* Passage to read
»»

Redemption Penalties
Penalties levied by the lender when a borrower pays off the mortgage before the end of the agreed redemption period. These are often charged on fixed, capped or discounted rate mortgages.
Remittance Fee
A charge made by the lender for sending mortgage funds to your solicitor just before the purchase is completed.
Remortgage
The process of paying off one mortgage with the proceeds from a new mortgage using the same property as security.
Repayment
Your monthly payments are partly to repay the amount you borrowed and partly to pay the interest on the outstanding mortgage. This is also known as a capital and interest mortgage.
Repossession
The legal process by which a borrower in default under a mortgage is deprived of his or her interest in the mortgaged property. This usually involves a forced sale of the property at public auction with the proceeds of the sale being applied to the mortgage debt.
Right to Buy
A tenant in a council owned property may purchase the property at a discount depending on length of their tenancy.
Sealing Fee
This is a charge made by lenders when you repay a mortgage.
Searches
These are checks carried out during the conveyancing process. These checks are made with local authorities and other official organisations to check planning proposals and other matters that may affect the value of the property and it's saleability in the future before making a loan.

««

* Your goal
Transcribe the part of the mortgage glossary starting at "Redemption Penalties" and ending at "discounted rate mortgages.". These rows are taken from a separate source.

Layout dataset rows
»»

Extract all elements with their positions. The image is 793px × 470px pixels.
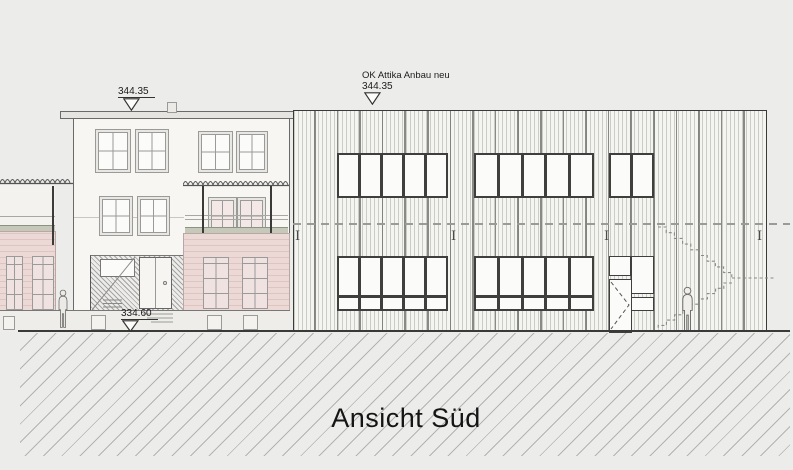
window-pane xyxy=(383,155,402,196)
existing-window xyxy=(137,196,170,236)
window-glass xyxy=(98,132,128,170)
extension-window xyxy=(631,256,654,294)
window-pane xyxy=(405,155,424,196)
extension-building-facade: I I I I xyxy=(293,110,767,332)
person-figure-icon xyxy=(678,286,697,333)
window-pane-small xyxy=(361,298,380,309)
architectural-elevation-canvas: I I I I 344.35 OK Attika Anbau neu 344.3… xyxy=(0,0,793,470)
window-pane-small xyxy=(524,298,545,309)
window-pane-small xyxy=(500,298,521,309)
window-pane xyxy=(361,155,380,196)
window-pane-small xyxy=(383,298,402,309)
extension-window-band-lower xyxy=(337,256,448,311)
window-column xyxy=(361,258,380,309)
cladding-joint-line xyxy=(450,111,452,331)
window-column xyxy=(571,258,592,309)
extension-window-band-upper xyxy=(609,153,654,198)
window-pane xyxy=(547,155,568,196)
level-marker-existing-roof: 344.35 xyxy=(118,86,155,111)
french-door xyxy=(32,256,54,310)
window-pane-small xyxy=(427,298,446,309)
person-figure-icon xyxy=(55,286,71,332)
window-pane xyxy=(611,155,630,196)
extension-window-band-upper xyxy=(474,153,594,198)
window-pane xyxy=(405,258,424,295)
existing-pink-wall xyxy=(183,233,290,312)
window-column xyxy=(524,258,545,309)
level-marker-value: 344.35 xyxy=(362,81,395,92)
level-marker-triangle-icon xyxy=(364,92,381,105)
window-pane xyxy=(361,258,380,295)
existing-roof-slab xyxy=(60,111,294,119)
balcony-post xyxy=(52,186,54,245)
level-marker-extension-roof: OK Attika Anbau neu 344.35 xyxy=(362,70,450,105)
level-marker-label: OK Attika Anbau neu xyxy=(362,70,450,81)
level-marker-value: 344.35 xyxy=(118,86,155,98)
storey-dashed-line xyxy=(293,223,790,225)
balcony-rail-line xyxy=(0,216,55,217)
window-glass xyxy=(239,134,265,170)
extension-window-band-lower xyxy=(474,256,594,311)
window-pane-small xyxy=(476,298,497,309)
basement-window xyxy=(243,315,258,330)
window-glass xyxy=(201,134,230,170)
window-glass xyxy=(140,199,167,233)
window-pane xyxy=(427,155,446,196)
window-pane xyxy=(500,155,521,196)
existing-window xyxy=(135,129,169,173)
window-column xyxy=(339,258,358,309)
chimney xyxy=(167,102,177,113)
window-column xyxy=(500,258,521,309)
cladding-joint-line xyxy=(314,111,316,331)
window-pane xyxy=(547,258,568,295)
existing-window xyxy=(95,129,131,173)
extension-entrance-door xyxy=(609,279,632,333)
steel-column-icon: I xyxy=(295,230,300,243)
balcony-rail-line xyxy=(185,219,288,220)
window-pane-small xyxy=(405,298,424,309)
left-wing-wall xyxy=(0,185,55,226)
balcony-rail-line xyxy=(185,215,288,216)
french-door xyxy=(203,257,229,309)
window-pane xyxy=(524,258,545,295)
roof-tile-edge-icon xyxy=(183,178,289,187)
door-swing-dashed-icon xyxy=(610,280,630,331)
window-pane-small xyxy=(339,298,358,309)
window-above-door xyxy=(609,256,631,276)
french-door xyxy=(242,257,268,309)
extension-window-small xyxy=(631,297,654,311)
drawing-title: Ansicht Süd xyxy=(300,403,512,434)
basement-window xyxy=(3,316,15,330)
window-pane xyxy=(339,258,358,295)
existing-window xyxy=(198,131,233,173)
window-column xyxy=(383,258,402,309)
window-column xyxy=(476,258,497,309)
steel-column-icon: I xyxy=(757,230,762,243)
window-pane xyxy=(427,258,446,295)
window-pane xyxy=(633,155,652,196)
steel-column-icon: I xyxy=(604,230,609,243)
roof-tile-edge-icon xyxy=(0,176,73,185)
window-column xyxy=(427,258,446,309)
window-glass xyxy=(138,132,166,170)
window-glass xyxy=(102,199,130,233)
steel-column-icon: I xyxy=(451,230,456,243)
window-pane xyxy=(383,258,402,295)
extension-window-band-upper xyxy=(337,153,448,198)
level-marker-entrance: 334.60 xyxy=(121,308,158,332)
french-door xyxy=(6,256,23,310)
window-pane xyxy=(571,258,592,295)
window-column xyxy=(547,258,568,309)
window-pane-small xyxy=(571,298,592,309)
window-column xyxy=(405,258,424,309)
door-handle-icon xyxy=(164,282,167,285)
window-pane xyxy=(524,155,545,196)
window-pane xyxy=(500,258,521,295)
window-pane xyxy=(339,155,358,196)
window-pane xyxy=(571,155,592,196)
window-pane-small xyxy=(547,298,568,309)
basement-window xyxy=(207,315,222,330)
level-marker-triangle-icon xyxy=(123,98,140,111)
level-marker-triangle-icon xyxy=(122,320,139,332)
existing-window xyxy=(99,196,133,236)
window-pane xyxy=(476,155,497,196)
window-pane xyxy=(476,258,497,295)
level-marker-value: 334.60 xyxy=(121,308,158,320)
ground-hatch xyxy=(20,333,790,456)
existing-window xyxy=(236,131,268,173)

««

* Result for this exercise
Redemption Penalties
Penalties levied by the lender when a borrower pays off the mortgage before the end of the agreed redemption period. These are often charged on fixed, capped or discounted rate mortgages.